(Collection entries)
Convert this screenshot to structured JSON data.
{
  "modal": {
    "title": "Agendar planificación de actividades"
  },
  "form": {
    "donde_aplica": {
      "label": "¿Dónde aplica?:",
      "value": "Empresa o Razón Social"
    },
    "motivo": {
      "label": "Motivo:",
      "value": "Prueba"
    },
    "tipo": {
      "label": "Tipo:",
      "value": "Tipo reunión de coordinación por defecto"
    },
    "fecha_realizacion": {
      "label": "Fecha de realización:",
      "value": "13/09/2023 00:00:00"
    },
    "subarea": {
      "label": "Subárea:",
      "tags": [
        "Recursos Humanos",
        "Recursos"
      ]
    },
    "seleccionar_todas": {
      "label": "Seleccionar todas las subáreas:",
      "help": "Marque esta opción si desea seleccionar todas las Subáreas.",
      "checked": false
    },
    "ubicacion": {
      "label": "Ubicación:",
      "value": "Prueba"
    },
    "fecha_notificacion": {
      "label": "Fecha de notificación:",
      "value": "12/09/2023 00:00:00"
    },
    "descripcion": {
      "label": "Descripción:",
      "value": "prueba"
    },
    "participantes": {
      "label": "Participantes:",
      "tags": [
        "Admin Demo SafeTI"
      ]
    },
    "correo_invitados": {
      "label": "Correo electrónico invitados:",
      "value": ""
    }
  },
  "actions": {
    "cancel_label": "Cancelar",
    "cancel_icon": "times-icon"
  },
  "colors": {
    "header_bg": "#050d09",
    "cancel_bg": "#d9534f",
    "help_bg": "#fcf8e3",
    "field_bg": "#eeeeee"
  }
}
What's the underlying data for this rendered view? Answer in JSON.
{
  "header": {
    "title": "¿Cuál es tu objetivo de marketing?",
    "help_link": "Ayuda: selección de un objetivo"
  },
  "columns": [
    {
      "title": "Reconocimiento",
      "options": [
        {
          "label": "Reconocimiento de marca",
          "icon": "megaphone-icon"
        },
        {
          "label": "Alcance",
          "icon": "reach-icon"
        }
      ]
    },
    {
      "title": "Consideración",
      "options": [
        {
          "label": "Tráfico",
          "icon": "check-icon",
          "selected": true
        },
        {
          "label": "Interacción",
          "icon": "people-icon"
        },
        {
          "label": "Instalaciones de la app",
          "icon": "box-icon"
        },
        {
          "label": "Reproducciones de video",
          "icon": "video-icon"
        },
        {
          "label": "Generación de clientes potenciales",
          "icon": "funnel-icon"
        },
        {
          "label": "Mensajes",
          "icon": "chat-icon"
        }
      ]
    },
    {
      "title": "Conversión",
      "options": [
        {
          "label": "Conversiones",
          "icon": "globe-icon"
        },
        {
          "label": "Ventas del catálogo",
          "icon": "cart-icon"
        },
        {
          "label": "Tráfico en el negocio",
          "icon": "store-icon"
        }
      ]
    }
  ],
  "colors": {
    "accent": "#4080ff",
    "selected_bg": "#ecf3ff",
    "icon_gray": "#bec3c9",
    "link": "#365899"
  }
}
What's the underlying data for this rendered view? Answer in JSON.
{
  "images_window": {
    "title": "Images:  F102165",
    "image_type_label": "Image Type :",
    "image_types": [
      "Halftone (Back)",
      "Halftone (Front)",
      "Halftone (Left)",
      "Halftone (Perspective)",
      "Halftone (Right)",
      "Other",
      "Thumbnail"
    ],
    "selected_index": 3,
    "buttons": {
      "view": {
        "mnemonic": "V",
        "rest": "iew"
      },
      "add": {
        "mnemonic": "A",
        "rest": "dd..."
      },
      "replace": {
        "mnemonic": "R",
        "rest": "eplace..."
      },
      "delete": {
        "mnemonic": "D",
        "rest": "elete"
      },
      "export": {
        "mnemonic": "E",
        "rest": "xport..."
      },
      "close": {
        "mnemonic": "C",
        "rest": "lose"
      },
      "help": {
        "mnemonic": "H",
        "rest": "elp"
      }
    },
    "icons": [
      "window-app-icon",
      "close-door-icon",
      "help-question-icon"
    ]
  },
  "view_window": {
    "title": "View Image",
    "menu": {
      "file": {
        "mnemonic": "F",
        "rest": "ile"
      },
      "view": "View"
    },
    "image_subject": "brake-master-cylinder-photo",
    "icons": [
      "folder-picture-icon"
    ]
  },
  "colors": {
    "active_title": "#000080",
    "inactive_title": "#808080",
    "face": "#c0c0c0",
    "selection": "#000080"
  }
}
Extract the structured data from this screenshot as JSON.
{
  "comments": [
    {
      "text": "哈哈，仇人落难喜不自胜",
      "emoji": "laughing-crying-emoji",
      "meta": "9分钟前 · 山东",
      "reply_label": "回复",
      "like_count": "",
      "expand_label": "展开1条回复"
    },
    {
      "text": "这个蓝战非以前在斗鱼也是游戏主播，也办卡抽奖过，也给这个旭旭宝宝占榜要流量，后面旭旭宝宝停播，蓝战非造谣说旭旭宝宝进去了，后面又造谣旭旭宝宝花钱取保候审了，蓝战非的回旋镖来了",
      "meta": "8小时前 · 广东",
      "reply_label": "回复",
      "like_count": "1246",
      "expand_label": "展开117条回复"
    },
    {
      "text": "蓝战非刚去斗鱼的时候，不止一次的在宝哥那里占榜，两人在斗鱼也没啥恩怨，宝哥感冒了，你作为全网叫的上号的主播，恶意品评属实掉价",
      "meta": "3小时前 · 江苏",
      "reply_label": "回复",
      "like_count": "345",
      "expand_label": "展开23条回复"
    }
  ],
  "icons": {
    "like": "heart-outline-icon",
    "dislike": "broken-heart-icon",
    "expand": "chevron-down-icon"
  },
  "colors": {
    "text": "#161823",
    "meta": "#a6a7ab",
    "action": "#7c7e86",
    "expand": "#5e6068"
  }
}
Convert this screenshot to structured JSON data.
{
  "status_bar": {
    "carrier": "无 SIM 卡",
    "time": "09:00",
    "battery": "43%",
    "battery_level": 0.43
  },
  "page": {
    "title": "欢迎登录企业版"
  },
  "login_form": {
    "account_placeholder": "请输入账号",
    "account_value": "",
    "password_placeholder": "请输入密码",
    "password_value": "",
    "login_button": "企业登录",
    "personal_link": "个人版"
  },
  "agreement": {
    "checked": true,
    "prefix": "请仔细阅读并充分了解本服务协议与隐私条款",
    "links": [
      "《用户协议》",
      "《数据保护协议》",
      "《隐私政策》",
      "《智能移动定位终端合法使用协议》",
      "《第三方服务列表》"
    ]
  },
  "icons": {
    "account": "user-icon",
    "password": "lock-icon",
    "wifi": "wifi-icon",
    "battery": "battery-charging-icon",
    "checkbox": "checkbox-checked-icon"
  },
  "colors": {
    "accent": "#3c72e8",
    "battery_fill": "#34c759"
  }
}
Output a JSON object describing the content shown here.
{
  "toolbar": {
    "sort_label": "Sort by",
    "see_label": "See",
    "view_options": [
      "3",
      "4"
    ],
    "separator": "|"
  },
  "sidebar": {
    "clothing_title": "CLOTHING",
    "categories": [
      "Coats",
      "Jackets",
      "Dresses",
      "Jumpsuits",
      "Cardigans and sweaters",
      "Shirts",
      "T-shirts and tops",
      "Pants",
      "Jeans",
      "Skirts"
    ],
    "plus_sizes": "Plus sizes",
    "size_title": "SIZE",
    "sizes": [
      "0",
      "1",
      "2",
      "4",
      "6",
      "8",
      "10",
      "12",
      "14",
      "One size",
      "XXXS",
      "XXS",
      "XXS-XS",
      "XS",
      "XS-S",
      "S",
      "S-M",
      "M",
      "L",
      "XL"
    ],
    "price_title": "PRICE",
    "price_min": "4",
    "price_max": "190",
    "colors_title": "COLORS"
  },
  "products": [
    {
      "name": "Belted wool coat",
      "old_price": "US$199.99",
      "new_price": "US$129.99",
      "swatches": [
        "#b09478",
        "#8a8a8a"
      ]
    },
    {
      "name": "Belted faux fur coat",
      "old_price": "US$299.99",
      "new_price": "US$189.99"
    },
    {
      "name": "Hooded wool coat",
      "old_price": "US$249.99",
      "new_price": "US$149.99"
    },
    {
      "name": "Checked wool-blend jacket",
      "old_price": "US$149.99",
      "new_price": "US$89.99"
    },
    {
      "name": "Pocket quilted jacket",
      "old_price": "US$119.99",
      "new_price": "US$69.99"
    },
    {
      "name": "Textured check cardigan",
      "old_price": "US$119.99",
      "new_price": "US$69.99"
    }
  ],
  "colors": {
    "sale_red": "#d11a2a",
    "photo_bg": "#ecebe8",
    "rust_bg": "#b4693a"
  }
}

| Directions |
Show all lines from the listing above in which "rest" appears.

| Exercise output |
        "rest": "iew"
        "rest": "dd..."
        "rest": "eplace..."
        "rest": "elete"
        "rest": "xport..."
        "rest": "lose"
        "rest": "elp"
        "rest": "ile"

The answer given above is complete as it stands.